* [What is expected]
Write out the entries below once more, exactly.

Start Record set

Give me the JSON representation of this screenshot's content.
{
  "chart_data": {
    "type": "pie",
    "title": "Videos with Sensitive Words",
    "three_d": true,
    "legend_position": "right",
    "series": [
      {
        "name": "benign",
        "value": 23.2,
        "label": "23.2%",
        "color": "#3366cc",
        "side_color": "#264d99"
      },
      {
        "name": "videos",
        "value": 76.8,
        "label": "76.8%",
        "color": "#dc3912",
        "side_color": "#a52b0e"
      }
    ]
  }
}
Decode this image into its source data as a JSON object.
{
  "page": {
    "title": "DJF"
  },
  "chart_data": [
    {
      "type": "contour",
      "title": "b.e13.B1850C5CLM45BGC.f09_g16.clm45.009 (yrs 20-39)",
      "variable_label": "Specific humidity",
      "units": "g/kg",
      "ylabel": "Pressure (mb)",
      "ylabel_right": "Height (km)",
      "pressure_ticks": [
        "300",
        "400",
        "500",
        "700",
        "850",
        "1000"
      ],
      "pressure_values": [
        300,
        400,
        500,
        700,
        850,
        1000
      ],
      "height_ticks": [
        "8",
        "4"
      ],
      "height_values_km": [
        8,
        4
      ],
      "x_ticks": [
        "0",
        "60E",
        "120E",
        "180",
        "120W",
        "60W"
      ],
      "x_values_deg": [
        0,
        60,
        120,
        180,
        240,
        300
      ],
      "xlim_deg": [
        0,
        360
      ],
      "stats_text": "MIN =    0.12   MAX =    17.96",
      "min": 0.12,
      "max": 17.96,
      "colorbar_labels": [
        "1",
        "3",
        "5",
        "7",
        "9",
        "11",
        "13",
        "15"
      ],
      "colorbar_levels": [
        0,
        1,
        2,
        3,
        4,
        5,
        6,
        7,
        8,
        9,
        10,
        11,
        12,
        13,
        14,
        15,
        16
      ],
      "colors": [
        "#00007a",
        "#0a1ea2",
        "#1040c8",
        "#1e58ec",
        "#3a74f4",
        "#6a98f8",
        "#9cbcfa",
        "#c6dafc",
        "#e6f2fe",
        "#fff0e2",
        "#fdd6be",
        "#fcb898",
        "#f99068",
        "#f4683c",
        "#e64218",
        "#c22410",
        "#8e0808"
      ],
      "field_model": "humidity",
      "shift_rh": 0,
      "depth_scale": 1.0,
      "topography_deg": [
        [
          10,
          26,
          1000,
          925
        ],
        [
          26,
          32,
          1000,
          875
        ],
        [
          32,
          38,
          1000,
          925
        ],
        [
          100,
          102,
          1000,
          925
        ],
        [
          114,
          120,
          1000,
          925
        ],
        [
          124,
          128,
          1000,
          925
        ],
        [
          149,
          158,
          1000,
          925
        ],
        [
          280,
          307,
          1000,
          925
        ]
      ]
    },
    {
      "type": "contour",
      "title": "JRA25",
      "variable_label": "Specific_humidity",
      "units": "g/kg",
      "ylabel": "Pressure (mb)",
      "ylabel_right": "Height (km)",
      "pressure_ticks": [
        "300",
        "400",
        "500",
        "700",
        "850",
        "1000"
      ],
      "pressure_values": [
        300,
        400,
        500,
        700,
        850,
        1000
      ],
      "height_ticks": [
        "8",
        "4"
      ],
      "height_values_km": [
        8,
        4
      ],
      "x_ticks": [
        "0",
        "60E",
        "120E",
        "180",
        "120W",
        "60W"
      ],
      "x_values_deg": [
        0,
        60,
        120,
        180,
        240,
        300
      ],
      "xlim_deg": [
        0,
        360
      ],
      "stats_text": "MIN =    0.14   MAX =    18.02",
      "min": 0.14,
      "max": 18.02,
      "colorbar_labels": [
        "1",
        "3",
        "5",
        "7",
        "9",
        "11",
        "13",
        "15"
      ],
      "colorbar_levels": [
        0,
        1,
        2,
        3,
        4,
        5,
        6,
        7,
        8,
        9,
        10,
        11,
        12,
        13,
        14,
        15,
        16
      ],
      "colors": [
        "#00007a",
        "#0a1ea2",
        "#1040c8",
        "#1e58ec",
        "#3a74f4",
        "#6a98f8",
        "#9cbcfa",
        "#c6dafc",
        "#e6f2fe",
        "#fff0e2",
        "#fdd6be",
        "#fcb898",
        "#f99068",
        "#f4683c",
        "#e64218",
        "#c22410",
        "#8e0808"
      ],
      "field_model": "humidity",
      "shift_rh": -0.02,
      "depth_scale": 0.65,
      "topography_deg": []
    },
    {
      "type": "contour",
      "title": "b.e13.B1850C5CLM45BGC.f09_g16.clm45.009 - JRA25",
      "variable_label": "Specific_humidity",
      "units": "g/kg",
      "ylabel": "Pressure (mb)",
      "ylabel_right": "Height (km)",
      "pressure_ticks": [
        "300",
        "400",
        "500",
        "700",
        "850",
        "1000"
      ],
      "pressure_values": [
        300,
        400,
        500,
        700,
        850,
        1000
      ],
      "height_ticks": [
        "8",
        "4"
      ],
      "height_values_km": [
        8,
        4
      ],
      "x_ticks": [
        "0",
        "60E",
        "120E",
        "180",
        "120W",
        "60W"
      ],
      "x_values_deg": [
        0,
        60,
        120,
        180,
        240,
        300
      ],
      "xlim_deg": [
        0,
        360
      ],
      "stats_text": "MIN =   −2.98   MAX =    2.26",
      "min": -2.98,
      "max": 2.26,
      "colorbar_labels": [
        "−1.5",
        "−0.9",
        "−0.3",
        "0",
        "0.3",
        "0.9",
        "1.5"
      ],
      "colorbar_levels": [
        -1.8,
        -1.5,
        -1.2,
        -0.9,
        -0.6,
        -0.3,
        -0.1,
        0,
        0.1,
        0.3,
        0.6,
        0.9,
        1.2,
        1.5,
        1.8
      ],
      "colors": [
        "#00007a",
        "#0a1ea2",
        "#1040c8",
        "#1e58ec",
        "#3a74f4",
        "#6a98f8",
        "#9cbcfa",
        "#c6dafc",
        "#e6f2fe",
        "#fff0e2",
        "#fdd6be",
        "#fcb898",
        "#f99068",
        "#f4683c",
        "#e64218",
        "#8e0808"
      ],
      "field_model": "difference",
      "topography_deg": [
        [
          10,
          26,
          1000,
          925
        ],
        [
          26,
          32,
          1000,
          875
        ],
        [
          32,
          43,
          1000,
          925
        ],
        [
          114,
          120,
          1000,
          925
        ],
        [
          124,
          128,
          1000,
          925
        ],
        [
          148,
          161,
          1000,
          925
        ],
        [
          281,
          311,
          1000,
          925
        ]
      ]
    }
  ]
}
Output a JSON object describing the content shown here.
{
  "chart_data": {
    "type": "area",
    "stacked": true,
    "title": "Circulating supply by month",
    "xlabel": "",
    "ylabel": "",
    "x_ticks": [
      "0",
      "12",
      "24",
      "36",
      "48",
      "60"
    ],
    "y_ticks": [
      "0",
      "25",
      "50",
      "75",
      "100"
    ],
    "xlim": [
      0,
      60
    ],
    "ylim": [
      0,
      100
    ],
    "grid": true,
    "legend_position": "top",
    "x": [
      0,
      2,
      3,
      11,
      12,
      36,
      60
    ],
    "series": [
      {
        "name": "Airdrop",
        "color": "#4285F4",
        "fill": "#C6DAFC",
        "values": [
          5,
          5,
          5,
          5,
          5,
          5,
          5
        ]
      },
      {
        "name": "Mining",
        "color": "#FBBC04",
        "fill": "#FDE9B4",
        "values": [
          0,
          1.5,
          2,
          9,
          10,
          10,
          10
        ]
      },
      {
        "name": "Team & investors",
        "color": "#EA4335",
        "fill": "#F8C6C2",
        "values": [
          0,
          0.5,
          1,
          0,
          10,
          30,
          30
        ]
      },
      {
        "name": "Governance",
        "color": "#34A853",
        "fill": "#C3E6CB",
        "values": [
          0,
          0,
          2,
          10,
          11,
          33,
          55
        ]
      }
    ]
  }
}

End Record set

* [Exercise solution]
Give me the JSON representation of this screenshot's content.
{
  "chart_data": {
    "type": "pie",
    "title": "Videos with Sensitive Words",
    "three_d": true,
    "legend_position": "right",
    "series": [
      {
        "name": "benign",
        "value": 23.2,
        "label": "23.2%",
        "color": "#3366cc",
        "side_color": "#264d99"
      },
      {
        "name": "videos",
        "value": 76.8,
        "label": "76.8%",
        "color": "#dc3912",
        "side_color": "#a52b0e"
      }
    ]
  }
}
Decode this image into its source data as a JSON object.
{
  "page": {
    "title": "DJF"
  },
  "chart_data": [
    {
      "type": "contour",
      "title": "b.e13.B1850C5CLM45BGC.f09_g16.clm45.009 (yrs 20-39)",
      "variable_label": "Specific humidity",
      "units": "g/kg",
      "ylabel": "Pressure (mb)",
      "ylabel_right": "Height (km)",
      "pressure_ticks": [
        "300",
        "400",
        "500",
        "700",
        "850",
        "1000"
      ],
      "pressure_values": [
        300,
        400,
        500,
        700,
        850,
        1000
      ],
      "height_ticks": [
        "8",
        "4"
      ],
      "height_values_km": [
        8,
        4
      ],
      "x_ticks": [
        "0",
        "60E",
        "120E",
        "180",
        "120W",
        "60W"
      ],
      "x_values_deg": [
        0,
        60,
        120,
        180,
        240,
        300
      ],
      "xlim_deg": [
        0,
        360
      ],
      "stats_text": "MIN =    0.12   MAX =    17.96",
      "min": 0.12,
      "max": 17.96,
      "colorbar_labels": [
        "1",
        "3",
        "5",
        "7",
        "9",
        "11",
        "13",
        "15"
      ],
      "colorbar_levels": [
        0,
        1,
        2,
        3,
        4,
        5,
        6,
        7,
        8,
        9,
        10,
        11,
        12,
        13,
        14,
        15,
        16
      ],
      "colors": [
        "#00007a",
        "#0a1ea2",
        "#1040c8",
        "#1e58ec",
        "#3a74f4",
        "#6a98f8",
        "#9cbcfa",
        "#c6dafc",
        "#e6f2fe",
        "#fff0e2",
        "#fdd6be",
        "#fcb898",
        "#f99068",
        "#f4683c",
        "#e64218",
        "#c22410",
        "#8e0808"
      ],
      "field_model": "humidity",
      "shift_rh": 0,
      "depth_scale": 1.0,
      "topography_deg": [
        [
          10,
          26,
          1000,
          925
        ],
        [
          26,
          32,
          1000,
          875
        ],
        [
          32,
          38,
          1000,
          925
        ],
        [
          100,
          102,
          1000,
          925
        ],
        [
          114,
          120,
          1000,
          925
        ],
        [
          124,
          128,
          1000,
          925
        ],
        [
          149,
          158,
          1000,
          925
        ],
        [
          280,
          307,
          1000,
          925
        ]
      ]
    },
    {
      "type": "contour",
      "title": "JRA25",
      "variable_label": "Specific_humidity",
      "units": "g/kg",
      "ylabel": "Pressure (mb)",
      "ylabel_right": "Height (km)",
      "pressure_ticks": [
        "300",
        "400",
        "500",
        "700",
        "850",
        "1000"
      ],
      "pressure_values": [
        300,
        400,
        500,
        700,
        850,
        1000
      ],
      "height_ticks": [
        "8",
        "4"
      ],
      "height_values_km": [
        8,
        4
      ],
      "x_ticks": [
        "0",
        "60E",
        "120E",
        "180",
        "120W",
        "60W"
      ],
      "x_values_deg": [
        0,
        60,
        120,
        180,
        240,
        300
      ],
      "xlim_deg": [
        0,
        360
      ],
      "stats_text": "MIN =    0.14   MAX =    18.02",
      "min": 0.14,
      "max": 18.02,
      "colorbar_labels": [
        "1",
        "3",
        "5",
        "7",
        "9",
        "11",
        "13",
        "15"
      ],
      "colorbar_levels": [
        0,
        1,
        2,
        3,
        4,
        5,
        6,
        7,
        8,
        9,
        10,
        11,
        12,
        13,
        14,
        15,
        16
      ],
      "colors": [
        "#00007a",
        "#0a1ea2",
        "#1040c8",
        "#1e58ec",
        "#3a74f4",
        "#6a98f8",
        "#9cbcfa",
        "#c6dafc",
        "#e6f2fe",
        "#fff0e2",
        "#fdd6be",
        "#fcb898",
        "#f99068",
        "#f4683c",
        "#e64218",
        "#c22410",
        "#8e0808"
      ],
      "field_model": "humidity",
      "shift_rh": -0.02,
      "depth_scale": 0.65,
      "topography_deg": []
    },
    {
      "type": "contour",
      "title": "b.e13.B1850C5CLM45BGC.f09_g16.clm45.009 - JRA25",
      "variable_label": "Specific_humidity",
      "units": "g/kg",
      "ylabel": "Pressure (mb)",
      "ylabel_right": "Height (km)",
      "pressure_ticks": [
        "300",
        "400",
        "500",
        "700",
        "850",
        "1000"
      ],
      "pressure_values": [
        300,
        400,
        500,
        700,
        850,
        1000
      ],
      "height_ticks": [
        "8",
        "4"
      ],
      "height_values_km": [
        8,
        4
      ],
      "x_ticks": [
        "0",
        "60E",
        "120E",
        "180",
        "120W",
        "60W"
      ],
      "x_values_deg": [
        0,
        60,
        120,
        180,
        240,
        300
      ],
      "xlim_deg": [
        0,
        360
      ],
      "stats_text": "MIN =   −2.98   MAX =    2.26",
      "min": -2.98,
      "max": 2.26,
      "colorbar_labels": [
        "−1.5",
        "−0.9",
        "−0.3",
        "0",
        "0.3",
        "0.9",
        "1.5"
      ],
      "colorbar_levels": [
        -1.8,
        -1.5,
        -1.2,
        -0.9,
        -0.6,
        -0.3,
        -0.1,
        0,
        0.1,
        0.3,
        0.6,
        0.9,
        1.2,
        1.5,
        1.8
      ],
      "colors": [
        "#00007a",
        "#0a1ea2",
        "#1040c8",
        "#1e58ec",
        "#3a74f4",
        "#6a98f8",
        "#9cbcfa",
        "#c6dafc",
        "#e6f2fe",
        "#fff0e2",
        "#fdd6be",
        "#fcb898",
        "#f99068",
        "#f4683c",
        "#e64218",
        "#8e0808"
      ],
      "field_model": "difference",
      "topography_deg": [
        [
          10,
          26,
          1000,
          925
        ],
        [
          26,
          32,
          1000,
          875
        ],
        [
          32,
          43,
          1000,
          925
        ],
        [
          114,
          120,
          1000,
          925
        ],
        [
          124,
          128,
          1000,
          925
        ],
        [
          148,
          161,
          1000,
          925
        ],
        [
          281,
          311,
          1000,
          925
        ]
      ]
    }
  ]
}
Output a JSON object describing the content shown here.
{
  "chart_data": {
    "type": "area",
    "stacked": true,
    "title": "Circulating supply by month",
    "xlabel": "",
    "ylabel": "",
    "x_ticks": [
      "0",
      "12",
      "24",
      "36",
      "48",
      "60"
    ],
    "y_ticks": [
      "0",
      "25",
      "50",
      "75",
      "100"
    ],
    "xlim": [
      0,
      60
    ],
    "ylim": [
      0,
      100
    ],
    "grid": true,
    "legend_position": "top",
    "x": [
      0,
      2,
      3,
      11,
      12,
      36,
      60
    ],
    "series": [
      {
        "name": "Airdrop",
        "color": "#4285F4",
        "fill": "#C6DAFC",
        "values": [
          5,
          5,
          5,
          5,
          5,
          5,
          5
        ]
      },
      {
        "name": "Mining",
        "color": "#FBBC04",
        "fill": "#FDE9B4",
        "values": [
          0,
          1.5,
          2,
          9,
          10,
          10,
          10
        ]
      },
      {
        "name": "Team & investors",
        "color": "#EA4335",
        "fill": "#F8C6C2",
        "values": [
          0,
          0.5,
          1,
          0,
          10,
          30,
          30
        ]
      },
      {
        "name": "Governance",
        "color": "#34A853",
        "fill": "#C3E6CB",
        "values": [
          0,
          0,
          2,
          10,
          11,
          33,
          55
        ]
      }
    ]
  }
}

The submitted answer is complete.